- Task directions
What number of lines hold the word "Process"? State that number and nothing besides.

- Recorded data
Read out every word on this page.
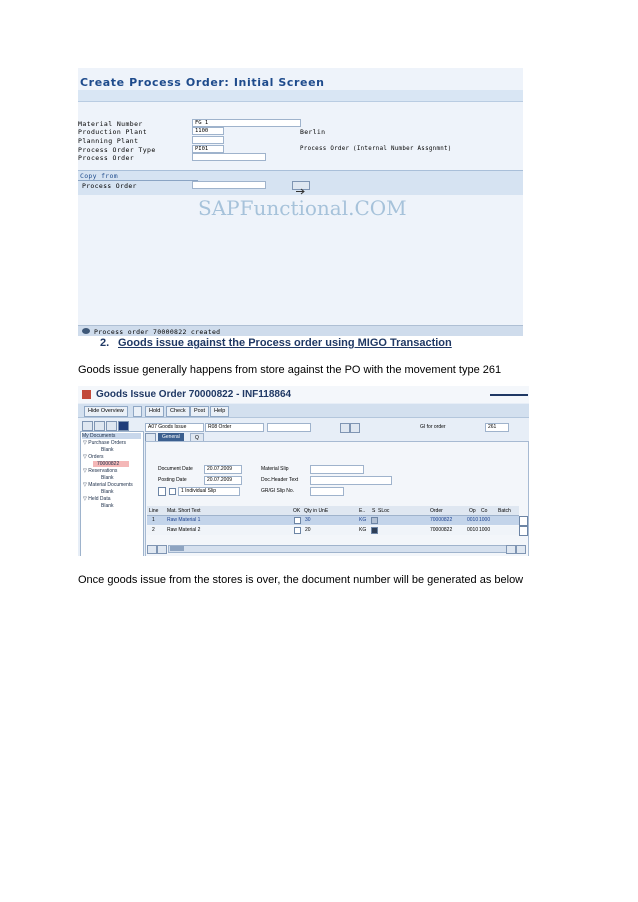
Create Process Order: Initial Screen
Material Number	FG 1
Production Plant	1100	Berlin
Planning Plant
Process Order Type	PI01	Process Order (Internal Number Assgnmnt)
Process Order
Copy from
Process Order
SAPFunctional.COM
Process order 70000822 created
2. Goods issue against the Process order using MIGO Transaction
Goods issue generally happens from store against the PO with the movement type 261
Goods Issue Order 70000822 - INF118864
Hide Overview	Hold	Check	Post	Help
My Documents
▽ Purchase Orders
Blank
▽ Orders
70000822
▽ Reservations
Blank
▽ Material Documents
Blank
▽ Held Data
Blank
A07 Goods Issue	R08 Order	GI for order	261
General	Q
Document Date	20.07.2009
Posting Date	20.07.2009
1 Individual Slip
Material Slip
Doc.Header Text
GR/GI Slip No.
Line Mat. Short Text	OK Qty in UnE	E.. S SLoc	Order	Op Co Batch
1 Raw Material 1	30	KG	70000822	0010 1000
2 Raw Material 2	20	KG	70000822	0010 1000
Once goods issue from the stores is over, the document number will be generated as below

...

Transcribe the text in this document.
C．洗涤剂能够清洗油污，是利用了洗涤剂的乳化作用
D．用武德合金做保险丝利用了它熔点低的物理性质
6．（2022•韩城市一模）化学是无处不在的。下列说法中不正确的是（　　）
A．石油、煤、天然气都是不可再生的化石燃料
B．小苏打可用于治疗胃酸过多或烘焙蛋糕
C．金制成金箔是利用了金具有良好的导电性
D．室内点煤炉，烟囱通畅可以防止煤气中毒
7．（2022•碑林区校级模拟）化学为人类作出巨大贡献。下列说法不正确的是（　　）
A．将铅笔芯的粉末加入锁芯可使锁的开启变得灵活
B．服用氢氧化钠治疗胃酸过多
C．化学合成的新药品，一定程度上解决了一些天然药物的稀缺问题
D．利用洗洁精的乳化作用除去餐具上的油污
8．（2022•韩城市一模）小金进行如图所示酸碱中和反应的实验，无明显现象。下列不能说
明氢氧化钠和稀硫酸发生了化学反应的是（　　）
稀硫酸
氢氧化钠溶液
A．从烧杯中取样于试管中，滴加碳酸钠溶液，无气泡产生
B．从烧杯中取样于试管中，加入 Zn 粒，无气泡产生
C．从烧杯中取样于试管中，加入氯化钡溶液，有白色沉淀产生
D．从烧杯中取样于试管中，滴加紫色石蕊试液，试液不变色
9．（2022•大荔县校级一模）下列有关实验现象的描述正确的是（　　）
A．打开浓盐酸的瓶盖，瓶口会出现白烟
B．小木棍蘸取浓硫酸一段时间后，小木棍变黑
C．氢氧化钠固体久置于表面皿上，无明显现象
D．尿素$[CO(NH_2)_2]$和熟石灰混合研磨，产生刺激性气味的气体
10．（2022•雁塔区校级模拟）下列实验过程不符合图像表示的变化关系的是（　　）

- Output for this exercise
6